### Stated problem
Scan the data below for the string "type". Show every line where it turns up.
>> START Entries
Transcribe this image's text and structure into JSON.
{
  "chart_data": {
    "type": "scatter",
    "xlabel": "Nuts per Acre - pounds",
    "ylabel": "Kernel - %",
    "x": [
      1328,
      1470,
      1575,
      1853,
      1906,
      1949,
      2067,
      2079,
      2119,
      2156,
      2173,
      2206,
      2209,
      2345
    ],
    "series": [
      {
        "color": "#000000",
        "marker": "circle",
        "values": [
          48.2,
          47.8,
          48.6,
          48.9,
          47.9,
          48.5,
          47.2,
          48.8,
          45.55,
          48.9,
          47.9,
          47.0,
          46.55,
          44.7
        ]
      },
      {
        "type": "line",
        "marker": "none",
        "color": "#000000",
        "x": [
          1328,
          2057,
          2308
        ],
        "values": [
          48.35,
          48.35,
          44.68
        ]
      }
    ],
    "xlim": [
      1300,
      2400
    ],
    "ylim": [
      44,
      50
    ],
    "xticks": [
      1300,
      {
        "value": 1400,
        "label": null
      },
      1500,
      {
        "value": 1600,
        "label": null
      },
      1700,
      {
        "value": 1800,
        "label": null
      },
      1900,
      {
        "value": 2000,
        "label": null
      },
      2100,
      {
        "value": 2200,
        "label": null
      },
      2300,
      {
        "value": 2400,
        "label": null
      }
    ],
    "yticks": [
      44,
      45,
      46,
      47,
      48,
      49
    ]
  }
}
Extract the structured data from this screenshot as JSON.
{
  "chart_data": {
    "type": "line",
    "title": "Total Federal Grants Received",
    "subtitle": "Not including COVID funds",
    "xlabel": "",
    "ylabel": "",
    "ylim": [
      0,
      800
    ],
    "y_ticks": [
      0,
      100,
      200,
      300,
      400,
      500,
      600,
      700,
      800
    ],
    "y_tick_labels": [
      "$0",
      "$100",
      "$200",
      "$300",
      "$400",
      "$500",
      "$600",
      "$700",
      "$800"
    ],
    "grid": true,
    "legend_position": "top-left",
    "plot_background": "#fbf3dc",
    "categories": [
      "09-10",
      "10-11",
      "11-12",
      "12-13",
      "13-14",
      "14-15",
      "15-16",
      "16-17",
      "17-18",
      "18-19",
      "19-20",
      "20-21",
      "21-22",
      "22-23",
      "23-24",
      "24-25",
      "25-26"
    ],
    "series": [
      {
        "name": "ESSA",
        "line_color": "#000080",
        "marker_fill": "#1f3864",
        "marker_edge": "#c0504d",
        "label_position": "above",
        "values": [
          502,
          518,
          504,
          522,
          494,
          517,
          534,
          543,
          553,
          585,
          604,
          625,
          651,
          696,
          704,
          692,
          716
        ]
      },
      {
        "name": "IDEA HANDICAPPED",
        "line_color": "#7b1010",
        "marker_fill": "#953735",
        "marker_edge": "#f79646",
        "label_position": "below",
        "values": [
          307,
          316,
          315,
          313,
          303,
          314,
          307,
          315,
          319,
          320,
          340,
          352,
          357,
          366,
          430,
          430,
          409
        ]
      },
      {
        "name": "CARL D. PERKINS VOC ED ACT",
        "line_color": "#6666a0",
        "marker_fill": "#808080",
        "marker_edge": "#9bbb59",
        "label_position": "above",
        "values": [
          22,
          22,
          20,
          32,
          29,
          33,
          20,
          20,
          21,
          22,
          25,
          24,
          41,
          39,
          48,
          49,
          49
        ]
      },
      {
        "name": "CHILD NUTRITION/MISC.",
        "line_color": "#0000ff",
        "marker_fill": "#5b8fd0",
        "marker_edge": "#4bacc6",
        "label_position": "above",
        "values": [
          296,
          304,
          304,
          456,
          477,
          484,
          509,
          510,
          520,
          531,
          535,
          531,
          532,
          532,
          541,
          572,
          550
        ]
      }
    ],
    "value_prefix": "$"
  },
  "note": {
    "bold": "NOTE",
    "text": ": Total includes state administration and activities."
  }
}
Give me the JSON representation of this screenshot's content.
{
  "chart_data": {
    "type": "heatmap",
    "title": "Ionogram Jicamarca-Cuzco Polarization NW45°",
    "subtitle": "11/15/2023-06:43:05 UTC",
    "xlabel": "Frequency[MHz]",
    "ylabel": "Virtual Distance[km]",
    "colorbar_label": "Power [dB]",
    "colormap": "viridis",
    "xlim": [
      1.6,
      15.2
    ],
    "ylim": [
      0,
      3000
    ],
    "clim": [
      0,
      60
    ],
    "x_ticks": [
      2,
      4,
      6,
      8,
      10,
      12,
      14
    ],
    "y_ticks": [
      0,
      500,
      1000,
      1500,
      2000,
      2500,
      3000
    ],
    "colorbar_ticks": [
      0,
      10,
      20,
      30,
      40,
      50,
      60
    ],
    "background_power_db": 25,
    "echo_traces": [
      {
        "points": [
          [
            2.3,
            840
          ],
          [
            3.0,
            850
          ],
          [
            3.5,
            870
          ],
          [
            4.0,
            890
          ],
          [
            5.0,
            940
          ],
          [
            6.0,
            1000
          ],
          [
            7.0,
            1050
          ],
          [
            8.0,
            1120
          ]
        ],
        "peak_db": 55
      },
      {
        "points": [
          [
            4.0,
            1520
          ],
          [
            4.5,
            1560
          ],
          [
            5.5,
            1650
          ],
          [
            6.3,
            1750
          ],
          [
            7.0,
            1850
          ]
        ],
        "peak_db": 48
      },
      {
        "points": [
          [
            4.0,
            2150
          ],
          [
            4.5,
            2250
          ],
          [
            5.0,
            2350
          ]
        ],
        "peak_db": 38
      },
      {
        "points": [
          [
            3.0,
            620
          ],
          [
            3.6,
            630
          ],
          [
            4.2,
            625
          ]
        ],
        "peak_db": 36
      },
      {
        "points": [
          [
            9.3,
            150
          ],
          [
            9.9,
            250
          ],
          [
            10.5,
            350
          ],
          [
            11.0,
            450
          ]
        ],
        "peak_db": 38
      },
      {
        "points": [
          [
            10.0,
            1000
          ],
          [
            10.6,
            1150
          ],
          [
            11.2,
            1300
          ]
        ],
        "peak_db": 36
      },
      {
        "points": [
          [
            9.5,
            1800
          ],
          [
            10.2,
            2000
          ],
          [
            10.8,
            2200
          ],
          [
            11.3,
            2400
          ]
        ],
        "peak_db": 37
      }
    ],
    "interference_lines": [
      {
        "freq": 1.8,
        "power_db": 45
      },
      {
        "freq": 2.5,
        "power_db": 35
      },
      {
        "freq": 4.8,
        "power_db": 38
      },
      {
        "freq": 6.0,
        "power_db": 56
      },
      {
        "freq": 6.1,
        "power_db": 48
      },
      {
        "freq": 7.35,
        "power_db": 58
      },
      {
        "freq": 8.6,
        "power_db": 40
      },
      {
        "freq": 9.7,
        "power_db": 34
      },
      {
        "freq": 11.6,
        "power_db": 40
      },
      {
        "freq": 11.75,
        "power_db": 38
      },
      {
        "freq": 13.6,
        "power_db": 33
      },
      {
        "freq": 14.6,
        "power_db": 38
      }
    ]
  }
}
>> END Entries
### The solution
    "type": "scatter",
        "type": "line",
    "type": "line",
    "type": "heatmap",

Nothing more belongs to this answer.